[Data entries]
___

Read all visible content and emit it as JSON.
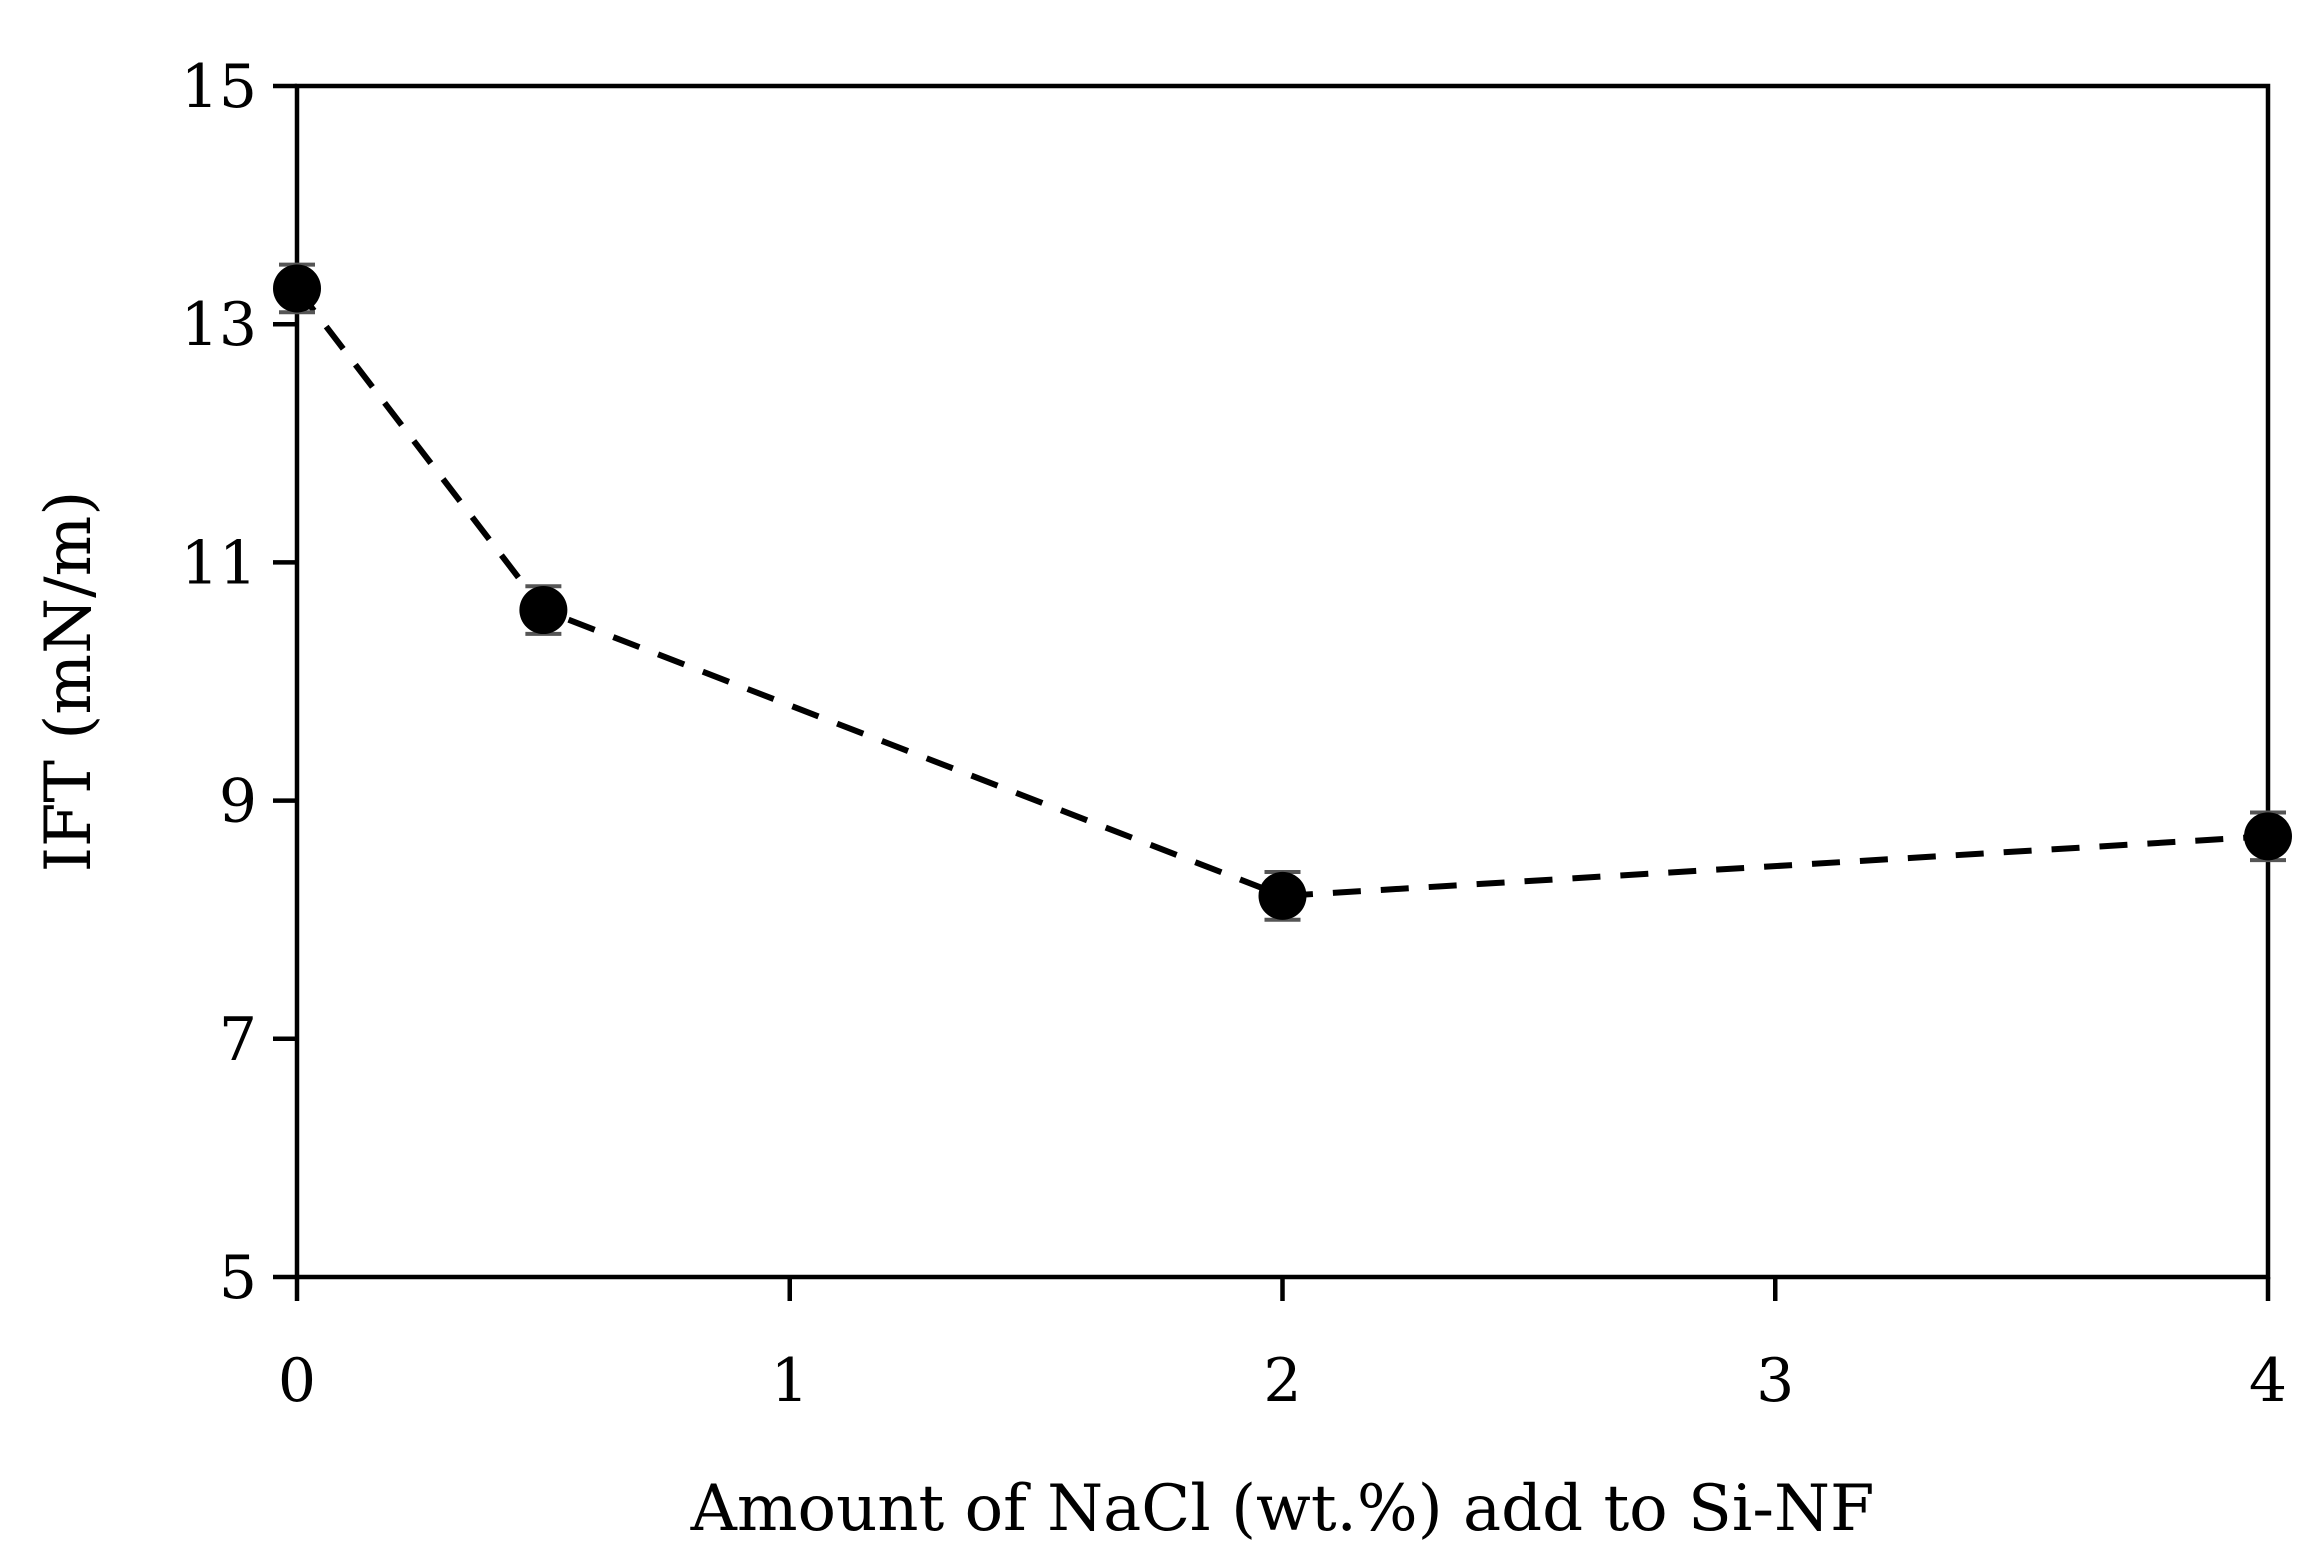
{
  "chart_data": {
    "type": "scatter",
    "title": "",
    "xlabel": "Amount of NaCl (wt.%) add to Si-NF",
    "ylabel": "IFT (mN/m)",
    "xlim": [
      0,
      4
    ],
    "ylim": [
      5,
      15
    ],
    "xticks": [
      0,
      1,
      2,
      3,
      4
    ],
    "yticks": [
      5,
      7,
      9,
      11,
      13,
      15
    ],
    "xtick_labels": [
      "0",
      "1",
      "2",
      "3",
      "4"
    ],
    "ytick_labels": [
      "5",
      "7",
      "9",
      "11",
      "13",
      "15"
    ],
    "grid": false,
    "legend": "none",
    "series": [
      {
        "name": "IFT",
        "line_style": "dashed",
        "marker": "circle",
        "color": "#000000",
        "error_color": "#555555",
        "x": [
          0,
          0.5,
          2,
          4
        ],
        "y": [
          13.3,
          10.6,
          8.2,
          8.7
        ],
        "error": [
          0.2,
          0.2,
          0.2,
          0.2
        ]
      }
    ]
  }
}
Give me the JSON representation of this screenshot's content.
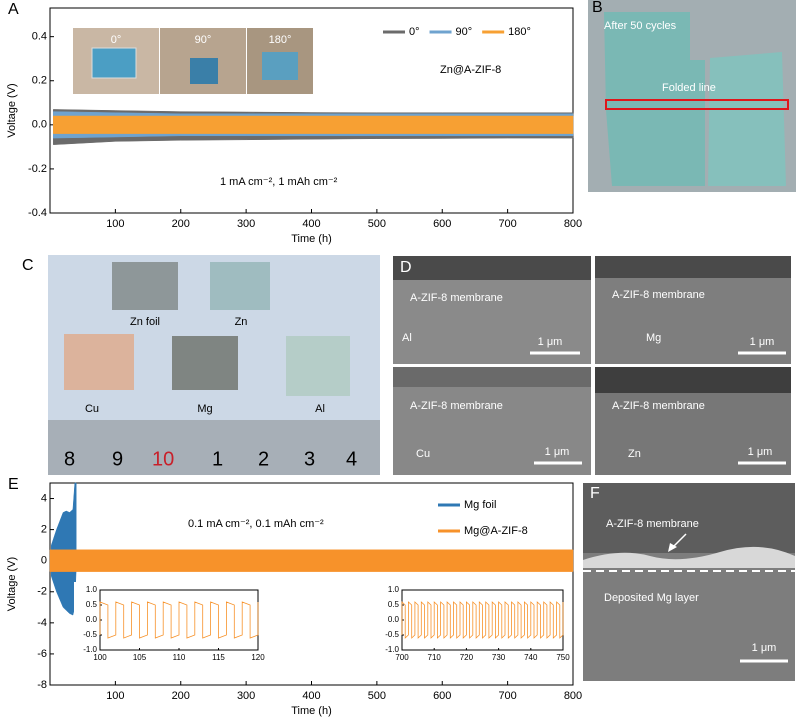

___

Pick out the lines containing the string "JSON".

*Task response*
Read all visible content and emit it as JSON.
Give me the JSON representation of this screenshot's content.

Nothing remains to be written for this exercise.